## Start
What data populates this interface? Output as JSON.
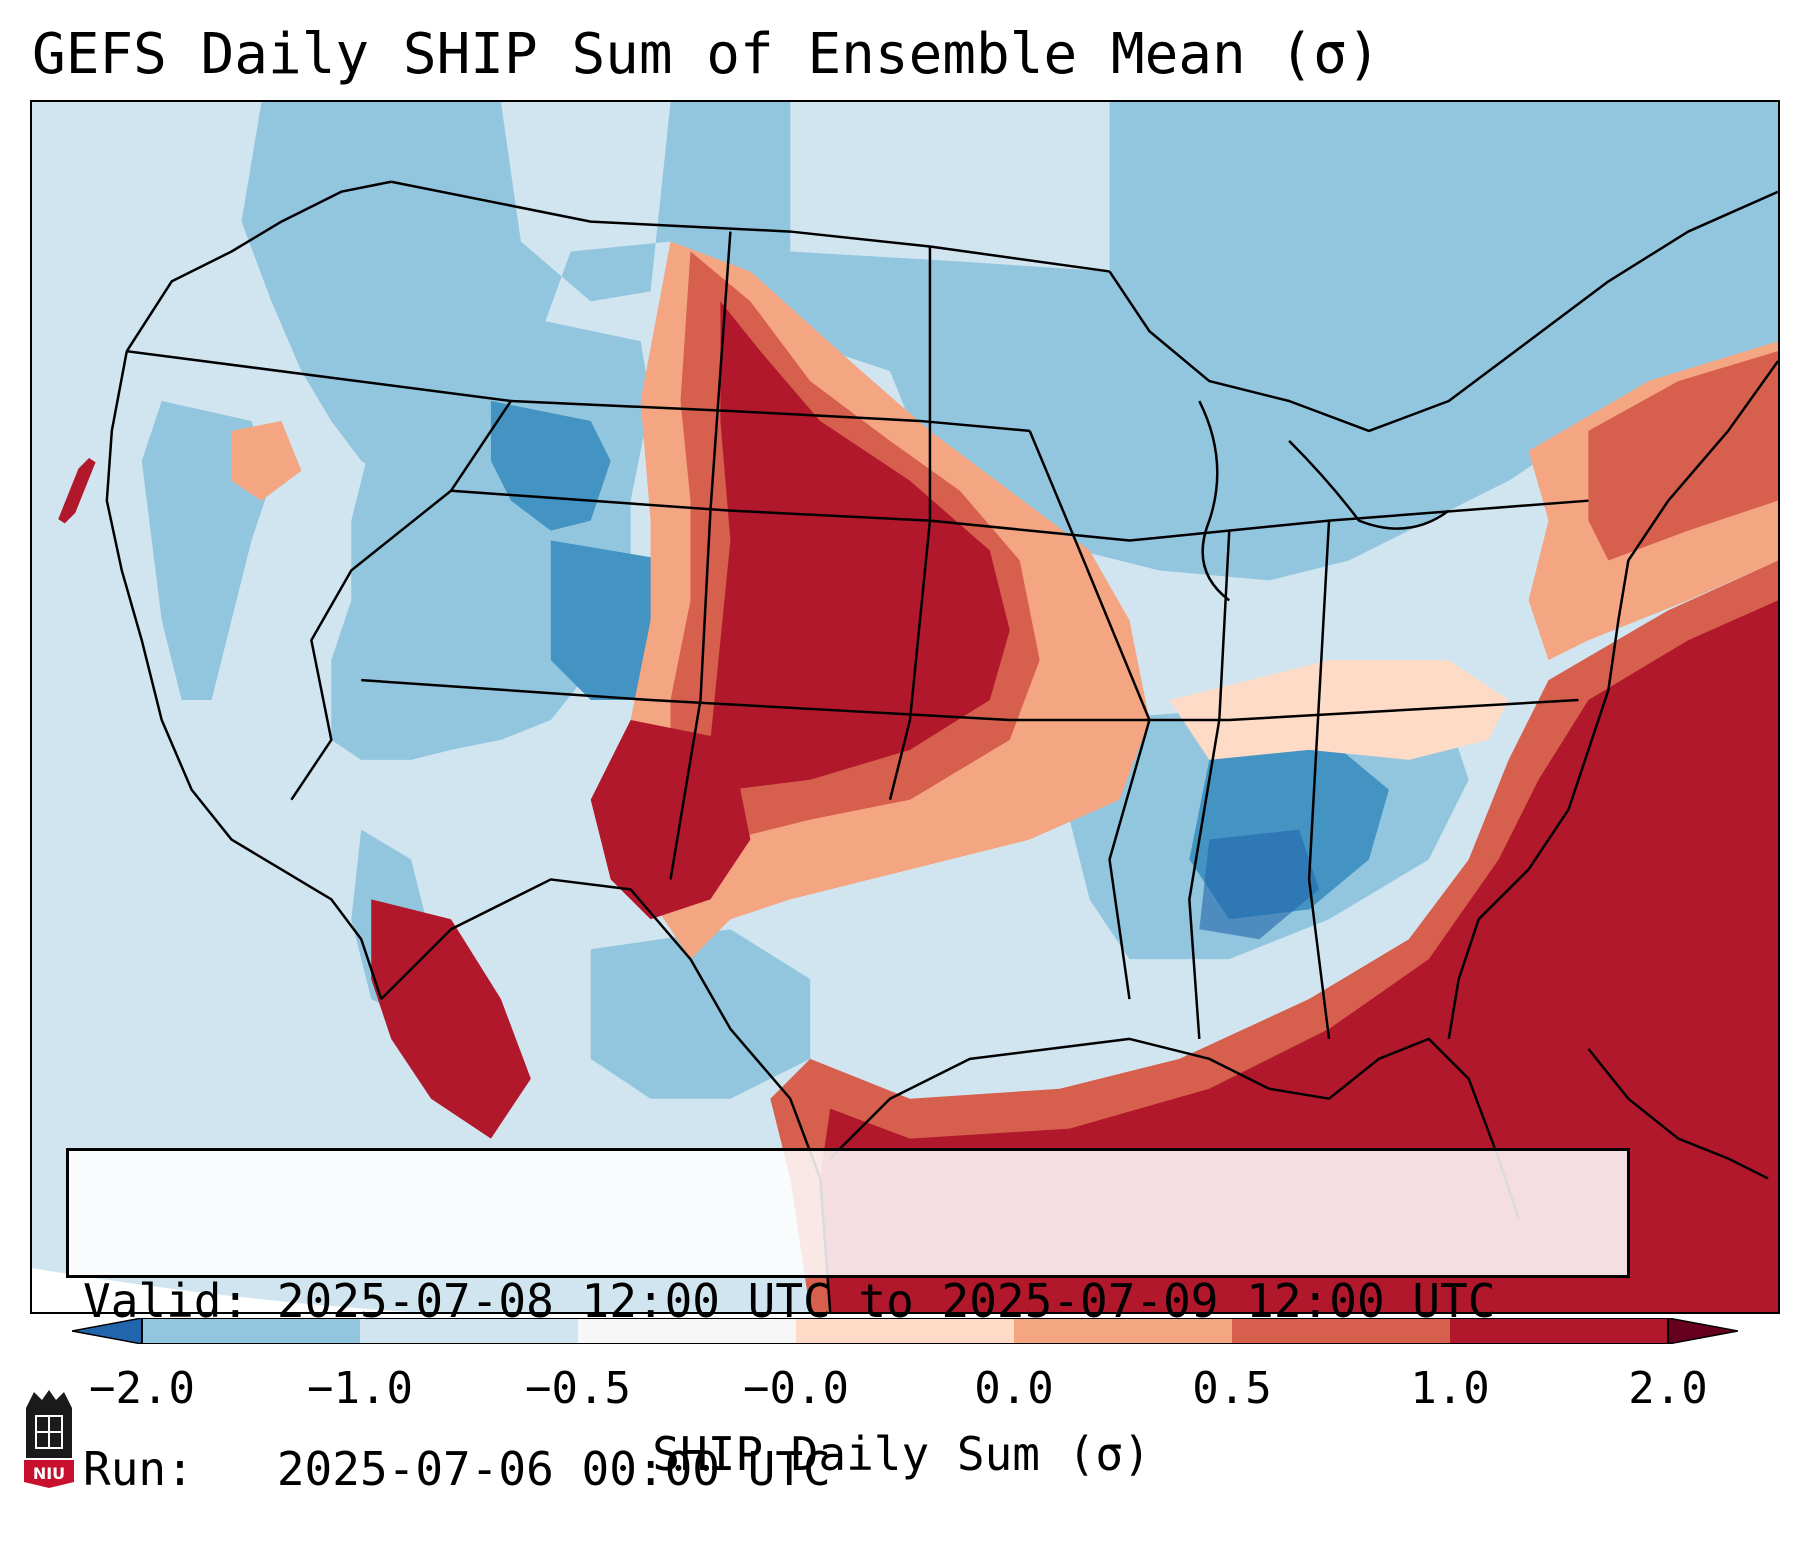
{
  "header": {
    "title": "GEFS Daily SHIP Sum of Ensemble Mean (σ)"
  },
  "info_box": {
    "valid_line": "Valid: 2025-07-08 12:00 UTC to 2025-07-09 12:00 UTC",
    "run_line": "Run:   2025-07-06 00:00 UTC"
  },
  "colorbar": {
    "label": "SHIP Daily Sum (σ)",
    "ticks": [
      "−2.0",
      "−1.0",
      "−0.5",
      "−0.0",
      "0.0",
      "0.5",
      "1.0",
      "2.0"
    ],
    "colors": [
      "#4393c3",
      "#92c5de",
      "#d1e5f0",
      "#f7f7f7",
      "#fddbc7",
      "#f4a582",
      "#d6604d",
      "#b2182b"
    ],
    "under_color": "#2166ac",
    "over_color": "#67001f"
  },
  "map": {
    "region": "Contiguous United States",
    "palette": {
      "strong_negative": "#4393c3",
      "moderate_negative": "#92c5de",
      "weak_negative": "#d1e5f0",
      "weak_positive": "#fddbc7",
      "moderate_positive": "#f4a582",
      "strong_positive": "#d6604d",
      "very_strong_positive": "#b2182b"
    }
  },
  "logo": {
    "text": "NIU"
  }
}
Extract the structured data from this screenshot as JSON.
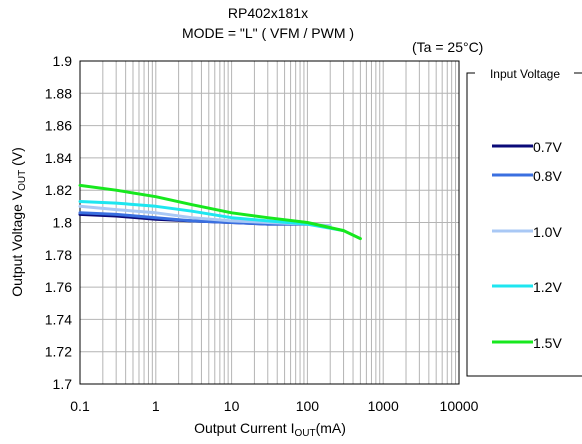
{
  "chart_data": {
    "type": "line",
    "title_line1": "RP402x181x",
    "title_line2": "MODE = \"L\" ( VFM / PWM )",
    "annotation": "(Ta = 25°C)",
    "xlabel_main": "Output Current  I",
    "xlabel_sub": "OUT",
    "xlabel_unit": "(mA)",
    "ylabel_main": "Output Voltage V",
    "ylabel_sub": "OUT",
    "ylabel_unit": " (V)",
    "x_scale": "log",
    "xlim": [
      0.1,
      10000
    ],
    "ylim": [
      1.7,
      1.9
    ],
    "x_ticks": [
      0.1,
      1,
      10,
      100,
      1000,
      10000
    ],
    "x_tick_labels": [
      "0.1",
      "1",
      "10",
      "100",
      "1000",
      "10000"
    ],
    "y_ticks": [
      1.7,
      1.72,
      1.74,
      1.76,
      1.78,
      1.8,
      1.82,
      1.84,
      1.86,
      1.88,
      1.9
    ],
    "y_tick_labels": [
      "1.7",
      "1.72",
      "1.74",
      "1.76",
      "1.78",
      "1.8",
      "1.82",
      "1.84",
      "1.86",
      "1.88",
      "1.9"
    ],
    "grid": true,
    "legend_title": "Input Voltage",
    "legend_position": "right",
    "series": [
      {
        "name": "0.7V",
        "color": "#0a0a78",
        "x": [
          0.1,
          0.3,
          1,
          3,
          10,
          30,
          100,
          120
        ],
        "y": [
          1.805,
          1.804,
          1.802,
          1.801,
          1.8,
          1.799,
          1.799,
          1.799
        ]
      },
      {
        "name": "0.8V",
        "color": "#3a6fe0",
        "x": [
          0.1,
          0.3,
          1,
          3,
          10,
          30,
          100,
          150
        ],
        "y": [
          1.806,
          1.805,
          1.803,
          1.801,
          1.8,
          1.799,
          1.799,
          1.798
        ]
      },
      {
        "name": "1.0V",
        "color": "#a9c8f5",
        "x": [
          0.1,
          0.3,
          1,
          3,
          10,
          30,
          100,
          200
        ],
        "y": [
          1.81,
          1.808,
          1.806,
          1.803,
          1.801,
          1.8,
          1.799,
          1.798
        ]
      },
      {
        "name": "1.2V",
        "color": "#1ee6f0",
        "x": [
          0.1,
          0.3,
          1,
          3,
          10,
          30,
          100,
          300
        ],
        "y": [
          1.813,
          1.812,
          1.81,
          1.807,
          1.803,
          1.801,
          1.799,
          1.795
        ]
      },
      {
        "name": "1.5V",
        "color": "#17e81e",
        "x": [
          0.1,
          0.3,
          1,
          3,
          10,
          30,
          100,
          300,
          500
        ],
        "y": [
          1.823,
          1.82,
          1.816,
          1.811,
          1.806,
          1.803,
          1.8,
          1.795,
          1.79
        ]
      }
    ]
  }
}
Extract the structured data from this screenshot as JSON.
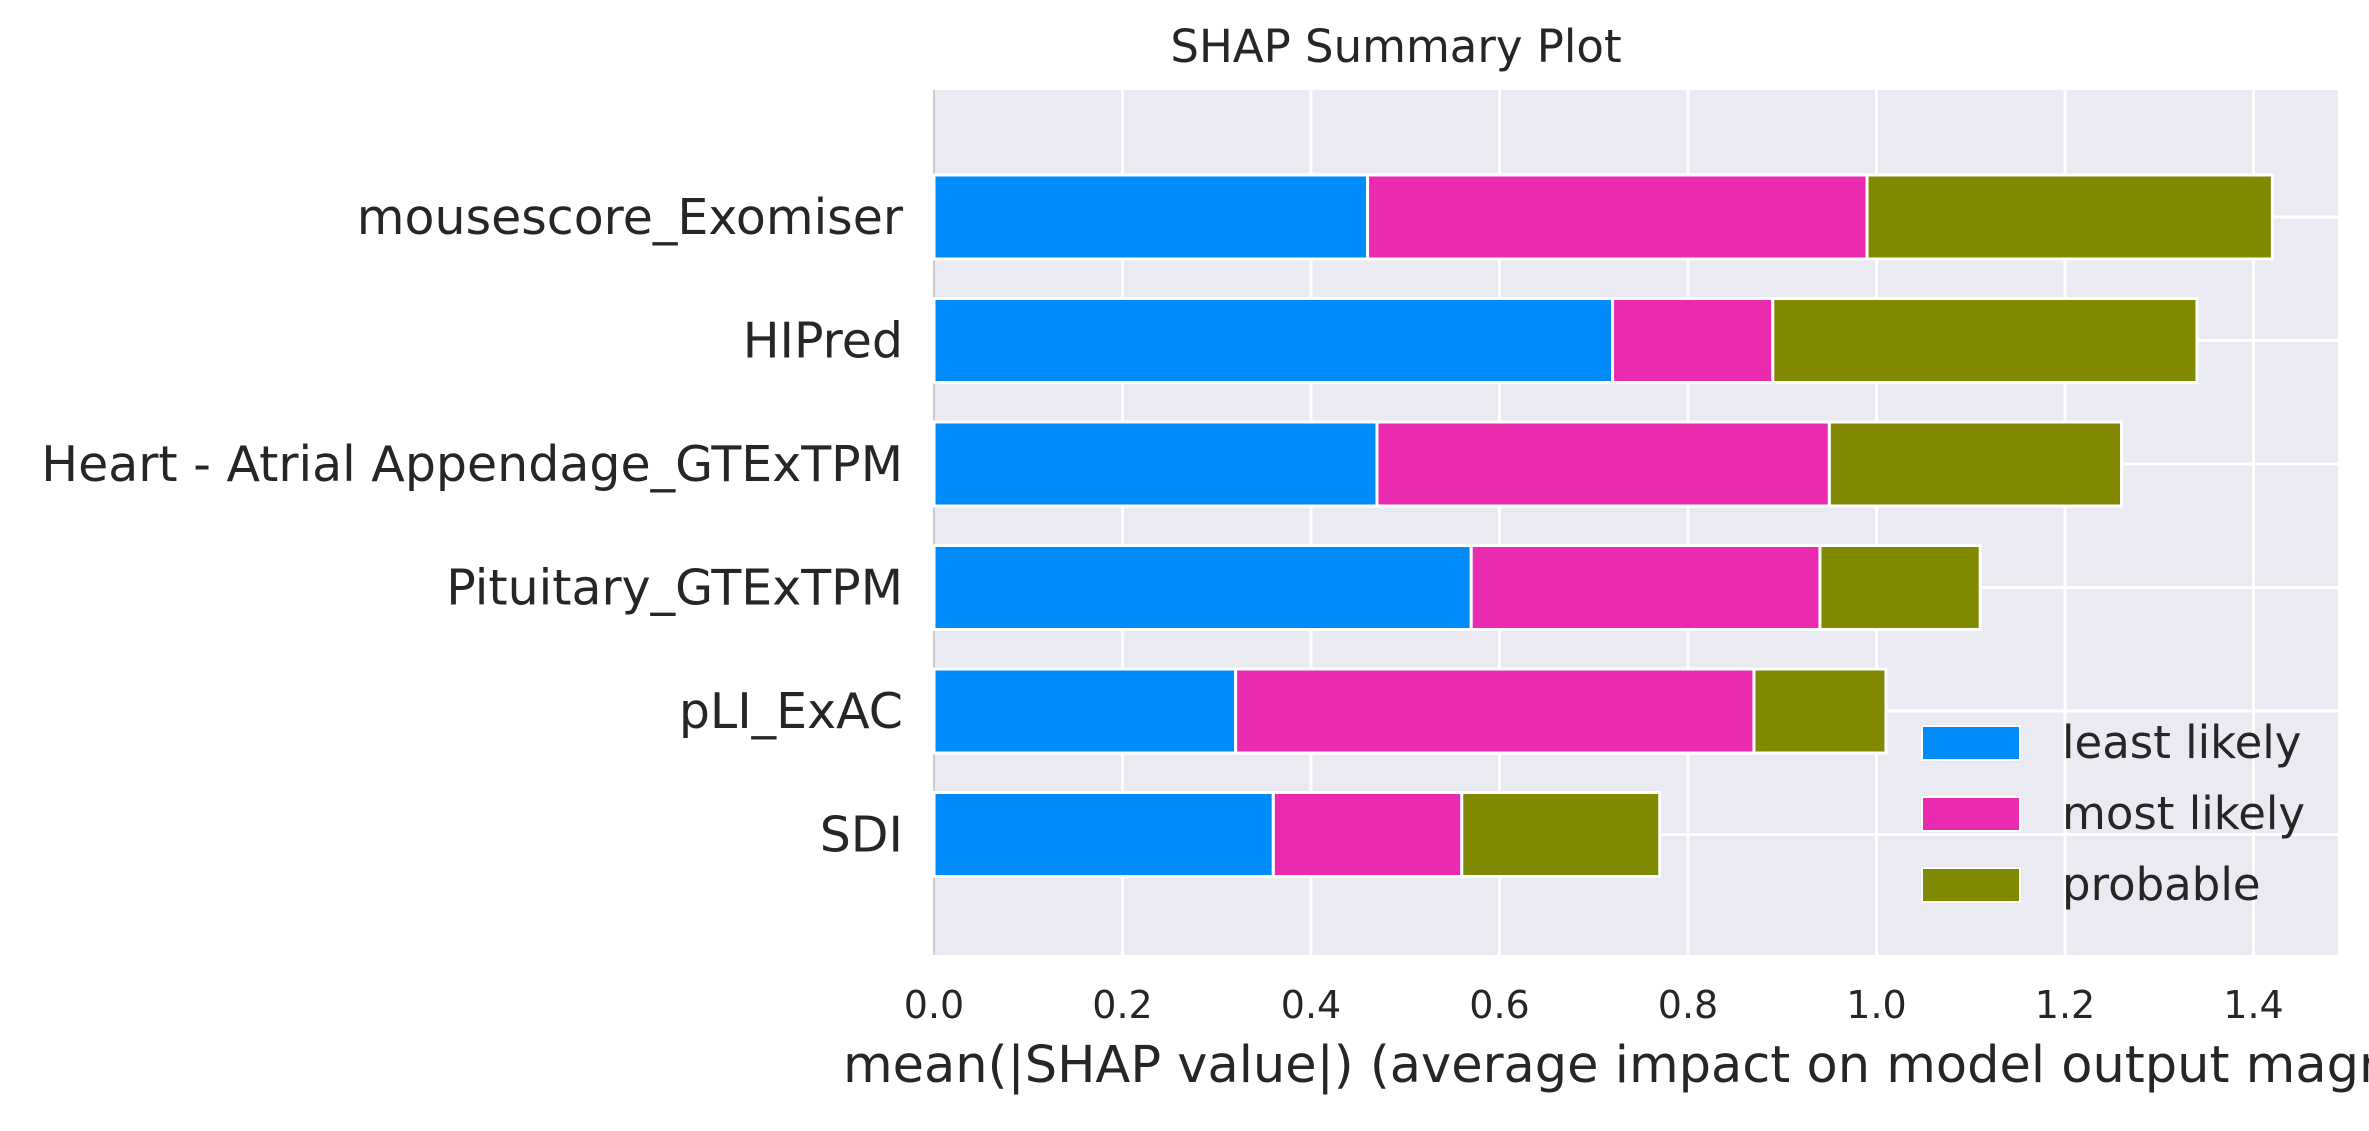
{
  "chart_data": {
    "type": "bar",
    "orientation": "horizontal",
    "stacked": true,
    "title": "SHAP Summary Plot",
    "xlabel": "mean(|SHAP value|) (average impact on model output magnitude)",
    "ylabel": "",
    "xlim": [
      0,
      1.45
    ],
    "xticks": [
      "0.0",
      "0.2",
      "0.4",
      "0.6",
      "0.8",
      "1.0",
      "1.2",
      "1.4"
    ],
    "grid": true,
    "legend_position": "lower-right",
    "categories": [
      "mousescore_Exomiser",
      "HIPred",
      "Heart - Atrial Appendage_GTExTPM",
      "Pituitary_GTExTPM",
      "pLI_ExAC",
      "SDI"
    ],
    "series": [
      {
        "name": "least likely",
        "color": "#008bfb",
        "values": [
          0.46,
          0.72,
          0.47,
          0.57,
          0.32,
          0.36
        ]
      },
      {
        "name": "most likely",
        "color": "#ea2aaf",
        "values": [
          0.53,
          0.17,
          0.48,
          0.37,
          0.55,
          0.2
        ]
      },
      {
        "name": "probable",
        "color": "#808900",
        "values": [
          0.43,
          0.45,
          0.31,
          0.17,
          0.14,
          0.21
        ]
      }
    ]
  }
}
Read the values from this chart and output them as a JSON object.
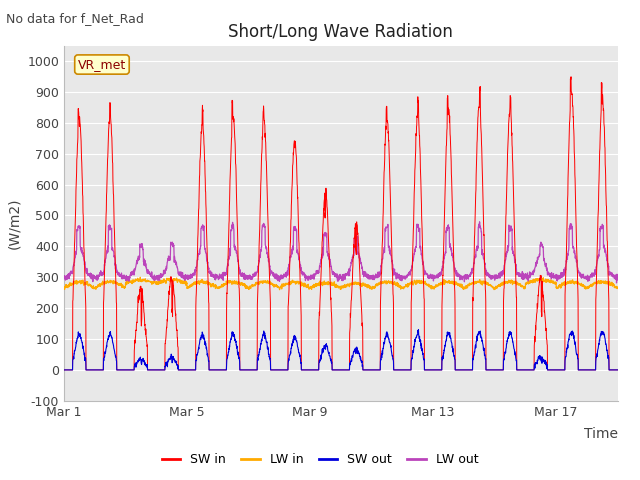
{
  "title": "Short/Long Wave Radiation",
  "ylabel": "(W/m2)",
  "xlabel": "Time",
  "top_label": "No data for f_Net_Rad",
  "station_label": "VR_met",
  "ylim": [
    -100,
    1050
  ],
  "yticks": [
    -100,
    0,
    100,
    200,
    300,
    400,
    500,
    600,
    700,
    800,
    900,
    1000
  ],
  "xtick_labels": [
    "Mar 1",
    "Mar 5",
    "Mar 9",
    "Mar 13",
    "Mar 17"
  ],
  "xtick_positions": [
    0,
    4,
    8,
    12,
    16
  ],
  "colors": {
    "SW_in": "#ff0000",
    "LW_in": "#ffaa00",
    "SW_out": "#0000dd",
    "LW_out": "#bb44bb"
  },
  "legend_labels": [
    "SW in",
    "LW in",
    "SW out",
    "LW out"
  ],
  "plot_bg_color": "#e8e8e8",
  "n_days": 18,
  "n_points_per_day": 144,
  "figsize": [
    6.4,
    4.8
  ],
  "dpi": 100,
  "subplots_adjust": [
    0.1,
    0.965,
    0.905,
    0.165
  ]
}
## End
**AIM OF THE TASK:** Output the data exactly. Pictures don't belong in the result.

**EXERCISE ANSWER:**
What data populates this interface? Output as JSON.
{
  "header": {
    "title": "GEFS Daily SHIP Sum of Ensemble Mean (σ)"
  },
  "info_box": {
    "valid_line": "Valid: 2025-07-08 12:00 UTC to 2025-07-09 12:00 UTC",
    "run_line": "Run:   2025-07-06 00:00 UTC"
  },
  "colorbar": {
    "label": "SHIP Daily Sum (σ)",
    "ticks": [
      "−2.0",
      "−1.0",
      "−0.5",
      "−0.0",
      "0.0",
      "0.5",
      "1.0",
      "2.0"
    ],
    "colors": [
      "#4393c3",
      "#92c5de",
      "#d1e5f0",
      "#f7f7f7",
      "#fddbc7",
      "#f4a582",
      "#d6604d",
      "#b2182b"
    ],
    "under_color": "#2166ac",
    "over_color": "#67001f"
  },
  "map": {
    "region": "Contiguous United States",
    "palette": {
      "strong_negative": "#4393c3",
      "moderate_negative": "#92c5de",
      "weak_negative": "#d1e5f0",
      "weak_positive": "#fddbc7",
      "moderate_positive": "#f4a582",
      "strong_positive": "#d6604d",
      "very_strong_positive": "#b2182b"
    }
  },
  "logo": {
    "text": "NIU"
  }
}
Extract the structured data from this screenshot as JSON.
{
  "chart_data": {
    "type": "line",
    "title_line1": "RP402x181x",
    "title_line2": "MODE = \"L\" ( VFM / PWM )",
    "annotation": "(Ta = 25°C)",
    "xlabel_main": "Output Current  I",
    "xlabel_sub": "OUT",
    "xlabel_unit": "(mA)",
    "ylabel_main": "Output Voltage V",
    "ylabel_sub": "OUT",
    "ylabel_unit": " (V)",
    "x_scale": "log",
    "xlim": [
      0.1,
      10000
    ],
    "ylim": [
      1.7,
      1.9
    ],
    "x_ticks": [
      0.1,
      1,
      10,
      100,
      1000,
      10000
    ],
    "x_tick_labels": [
      "0.1",
      "1",
      "10",
      "100",
      "1000",
      "10000"
    ],
    "y_ticks": [
      1.7,
      1.72,
      1.74,
      1.76,
      1.78,
      1.8,
      1.82,
      1.84,
      1.86,
      1.88,
      1.9
    ],
    "y_tick_labels": [
      "1.7",
      "1.72",
      "1.74",
      "1.76",
      "1.78",
      "1.8",
      "1.82",
      "1.84",
      "1.86",
      "1.88",
      "1.9"
    ],
    "grid": true,
    "legend_title": "Input Voltage",
    "legend_position": "right",
    "series": [
      {
        "name": "0.7V",
        "color": "#0a0a78",
        "x": [
          0.1,
          0.3,
          1,
          3,
          10,
          30,
          100,
          120
        ],
        "y": [
          1.805,
          1.804,
          1.802,
          1.801,
          1.8,
          1.799,
          1.799,
          1.799
        ]
      },
      {
        "name": "0.8V",
        "color": "#3a6fe0",
        "x": [
          0.1,
          0.3,
          1,
          3,
          10,
          30,
          100,
          150
        ],
        "y": [
          1.806,
          1.805,
          1.803,
          1.801,
          1.8,
          1.799,
          1.799,
          1.798
        ]
      },
      {
        "name": "1.0V",
        "color": "#a9c8f5",
        "x": [
          0.1,
          0.3,
          1,
          3,
          10,
          30,
          100,
          200
        ],
        "y": [
          1.81,
          1.808,
          1.806,
          1.803,
          1.801,
          1.8,
          1.799,
          1.798
        ]
      },
      {
        "name": "1.2V",
        "color": "#1ee6f0",
        "x": [
          0.1,
          0.3,
          1,
          3,
          10,
          30,
          100,
          300
        ],
        "y": [
          1.813,
          1.812,
          1.81,
          1.807,
          1.803,
          1.801,
          1.799,
          1.795
        ]
      },
      {
        "name": "1.5V",
        "color": "#17e81e",
        "x": [
          0.1,
          0.3,
          1,
          3,
          10,
          30,
          100,
          300,
          500
        ],
        "y": [
          1.823,
          1.82,
          1.816,
          1.811,
          1.806,
          1.803,
          1.8,
          1.795,
          1.79
        ]
      }
    ]
  }
}
Extract the structured data from this screenshot as JSON.
{
  "chart_data": {
    "type": "bar",
    "orientation": "horizontal",
    "stacked": true,
    "title": "SHAP Summary Plot",
    "xlabel": "mean(|SHAP value|) (average impact on model output magnitude)",
    "ylabel": "",
    "xlim": [
      0,
      1.45
    ],
    "xticks": [
      "0.0",
      "0.2",
      "0.4",
      "0.6",
      "0.8",
      "1.0",
      "1.2",
      "1.4"
    ],
    "grid": true,
    "legend_position": "lower-right",
    "categories": [
      "mousescore_Exomiser",
      "HIPred",
      "Heart - Atrial Appendage_GTExTPM",
      "Pituitary_GTExTPM",
      "pLI_ExAC",
      "SDI"
    ],
    "series": [
      {
        "name": "least likely",
        "color": "#008bfb",
        "values": [
          0.46,
          0.72,
          0.47,
          0.57,
          0.32,
          0.36
        ]
      },
      {
        "name": "most likely",
        "color": "#ea2aaf",
        "values": [
          0.53,
          0.17,
          0.48,
          0.37,
          0.55,
          0.2
        ]
      },
      {
        "name": "probable",
        "color": "#808900",
        "values": [
          0.43,
          0.45,
          0.31,
          0.17,
          0.14,
          0.21
        ]
      }
    ]
  }
}
Read the values from this chart and output them as a JSON object.
{
  "title": "Short/Long Wave Radiation",
  "ylabel": "(W/m2)",
  "xlabel": "Time",
  "top_label": "No data for f_Net_Rad",
  "station_label": "VR_met",
  "ylim": [
    -100,
    1050
  ],
  "yticks": [
    -100,
    0,
    100,
    200,
    300,
    400,
    500,
    600,
    700,
    800,
    900,
    1000
  ],
  "xtick_labels": [
    "Mar 1",
    "Mar 5",
    "Mar 9",
    "Mar 13",
    "Mar 17"
  ],
  "xtick_positions": [
    0,
    4,
    8,
    12,
    16
  ],
  "colors": {
    "SW_in": "#ff0000",
    "LW_in": "#ffaa00",
    "SW_out": "#0000dd",
    "LW_out": "#bb44bb"
  },
  "legend_labels": [
    "SW in",
    "LW in",
    "SW out",
    "LW out"
  ],
  "plot_bg_color": "#e8e8e8",
  "n_days": 18,
  "n_points_per_day": 144,
  "figsize": [
    6.4,
    4.8
  ],
  "dpi": 100,
  "subplots_adjust": [
    0.1,
    0.965,
    0.905,
    0.165
  ]
}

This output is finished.